**Prompt:** Please give the data below again in full, exactly as it stands.

Records from a data collection
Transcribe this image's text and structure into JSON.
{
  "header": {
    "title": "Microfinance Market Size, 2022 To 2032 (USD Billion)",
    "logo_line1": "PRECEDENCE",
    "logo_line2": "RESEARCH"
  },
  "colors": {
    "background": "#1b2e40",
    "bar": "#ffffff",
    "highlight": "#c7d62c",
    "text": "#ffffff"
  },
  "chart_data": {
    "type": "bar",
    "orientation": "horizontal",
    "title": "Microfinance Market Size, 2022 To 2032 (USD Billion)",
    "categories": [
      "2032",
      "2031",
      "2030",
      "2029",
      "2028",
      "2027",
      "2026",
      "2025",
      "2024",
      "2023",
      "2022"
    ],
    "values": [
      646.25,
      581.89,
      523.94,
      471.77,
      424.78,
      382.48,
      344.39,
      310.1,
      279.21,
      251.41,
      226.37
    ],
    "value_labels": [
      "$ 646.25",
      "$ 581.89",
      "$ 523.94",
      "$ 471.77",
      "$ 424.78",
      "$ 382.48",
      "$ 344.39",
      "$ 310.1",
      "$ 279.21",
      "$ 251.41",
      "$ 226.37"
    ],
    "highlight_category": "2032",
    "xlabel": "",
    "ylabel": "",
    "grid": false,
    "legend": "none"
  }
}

**Written response:**
Transcribe this image's text and structure into JSON.
{
  "header": {
    "title": "Microfinance Market Size, 2022 To 2032 (USD Billion)",
    "logo_line1": "PRECEDENCE",
    "logo_line2": "RESEARCH"
  },
  "colors": {
    "background": "#1b2e40",
    "bar": "#ffffff",
    "highlight": "#c7d62c",
    "text": "#ffffff"
  },
  "chart_data": {
    "type": "bar",
    "orientation": "horizontal",
    "title": "Microfinance Market Size, 2022 To 2032 (USD Billion)",
    "categories": [
      "2032",
      "2031",
      "2030",
      "2029",
      "2028",
      "2027",
      "2026",
      "2025",
      "2024",
      "2023",
      "2022"
    ],
    "values": [
      646.25,
      581.89,
      523.94,
      471.77,
      424.78,
      382.48,
      344.39,
      310.1,
      279.21,
      251.41,
      226.37
    ],
    "value_labels": [
      "$ 646.25",
      "$ 581.89",
      "$ 523.94",
      "$ 471.77",
      "$ 424.78",
      "$ 382.48",
      "$ 344.39",
      "$ 310.1",
      "$ 279.21",
      "$ 251.41",
      "$ 226.37"
    ],
    "highlight_category": "2032",
    "xlabel": "",
    "ylabel": "",
    "grid": false,
    "legend": "none"
  }
}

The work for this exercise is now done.